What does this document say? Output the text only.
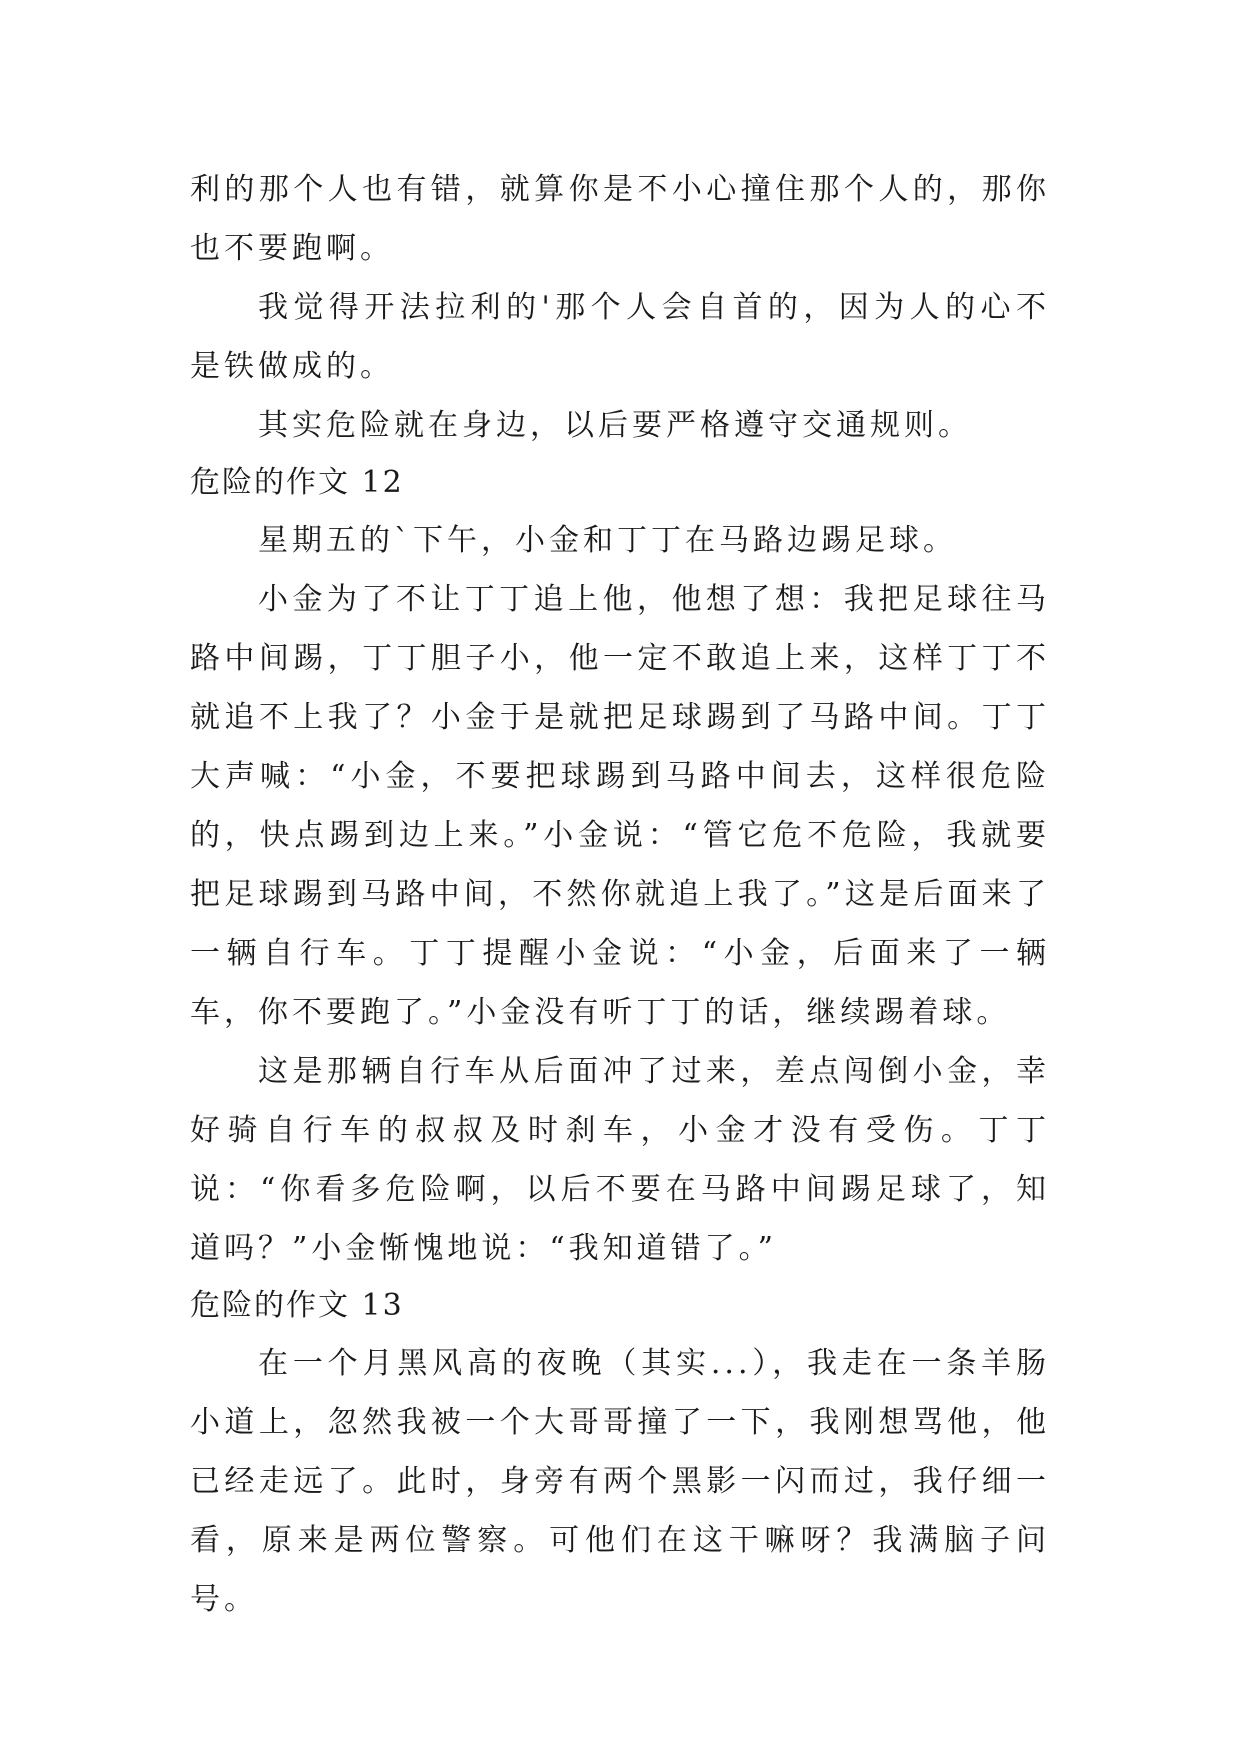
利的那个人也有错，就算你是不小心撞住那个人的，那你也不要跑啊。

我觉得开法拉利的'那个人会自首的，因为人的心不是铁做成的。

其实危险就在身边，以后要严格遵守交通规则。

危险的作文 12

星期五的`下午，小金和丁丁在马路边踢足球。

小金为了不让丁丁追上他，他想了想：我把足球往马路中间踢，丁丁胆子小，他一定不敢追上来，这样丁丁不就追不上我了？小金于是就把足球踢到了马路中间。丁丁大声喊：“小金，不要把球踢到马路中间去，这样很危险的，快点踢到边上来。”小金说：“管它危不危险，我就要把足球踢到马路中间，不然你就追上我了。”这是后面来了一辆自行车。丁丁提醒小金说：“小金，后面来了一辆车，你不要跑了。”小金没有听丁丁的话，继续踢着球。

这是那辆自行车从后面冲了过来，差点闯倒小金，幸好骑自行车的叔叔及时刹车，小金才没有受伤。丁丁说：“你看多危险啊，以后不要在马路中间踢足球了，知道吗？”小金惭愧地说：“我知道错了。”

危险的作文 13

在一个月黑风高的夜晚（其实...），我走在一条羊肠小道上，忽然我被一个大哥哥撞了一下，我刚想骂他，他已经走远了。此时，身旁有两个黑影一闪而过，我仔细一看，原来是两位警察。可他们在这干嘛呀？我满脑子问号。
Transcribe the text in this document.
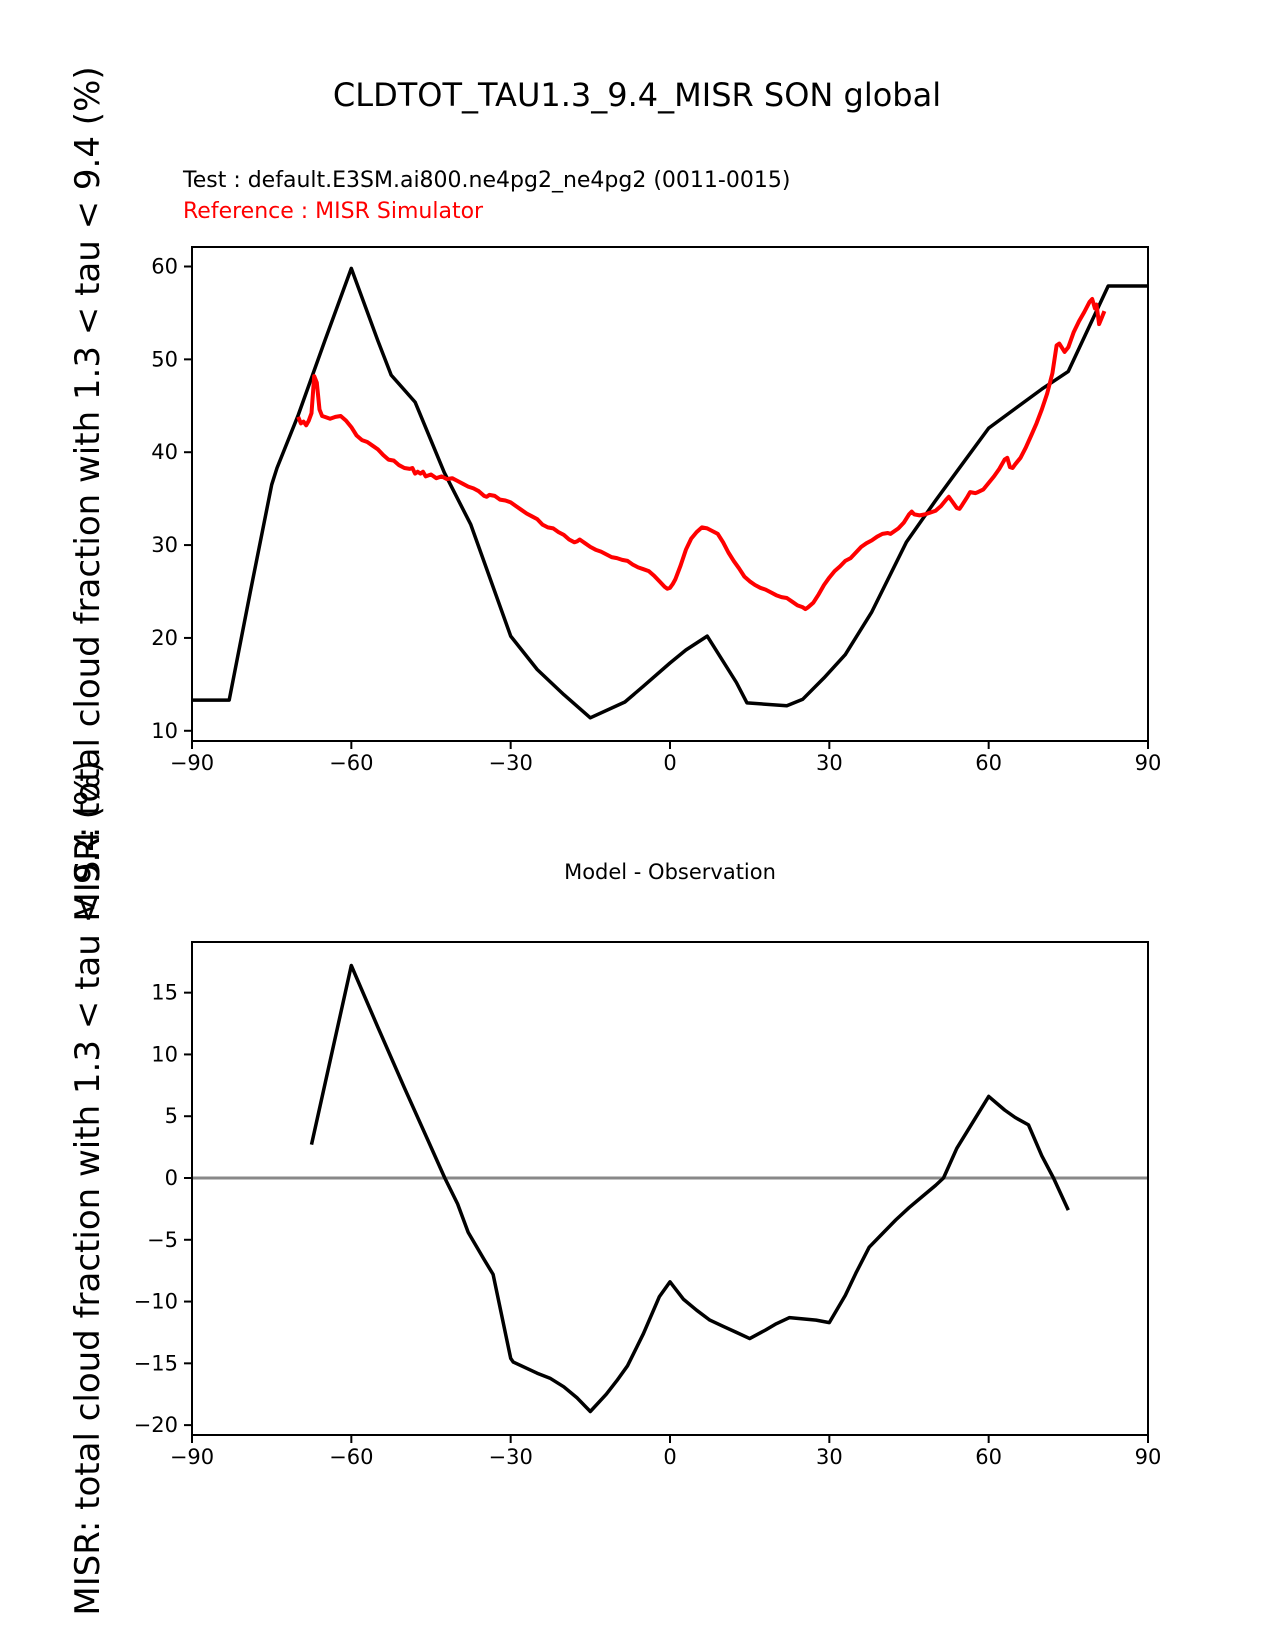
−90	−60	−30	0	30	60	90
10
20
30
40
50
60
−90	−60	−30	0	30	60	90
15
10
5
0
−5
−10
−15
−20
CLDTOT_TAU1.3_9.4_MISR SON global
Test : default.E3SM.ai800.ne4pg2_ne4pg2 (0011-0015)
Reference : MISR Simulator
MISR: total cloud fraction with 1.3 < tau < 9.4 (%)
MISR: total cloud fraction with 1.3 < tau < 9.4 (%)	Model - Observation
:::
■ **PROBLEM**
Look through the material above and pick out each line holding the word "this".

■ **CORRECT ANSWER**
What does this document say? Output the text only.
Transcribe the text in this document.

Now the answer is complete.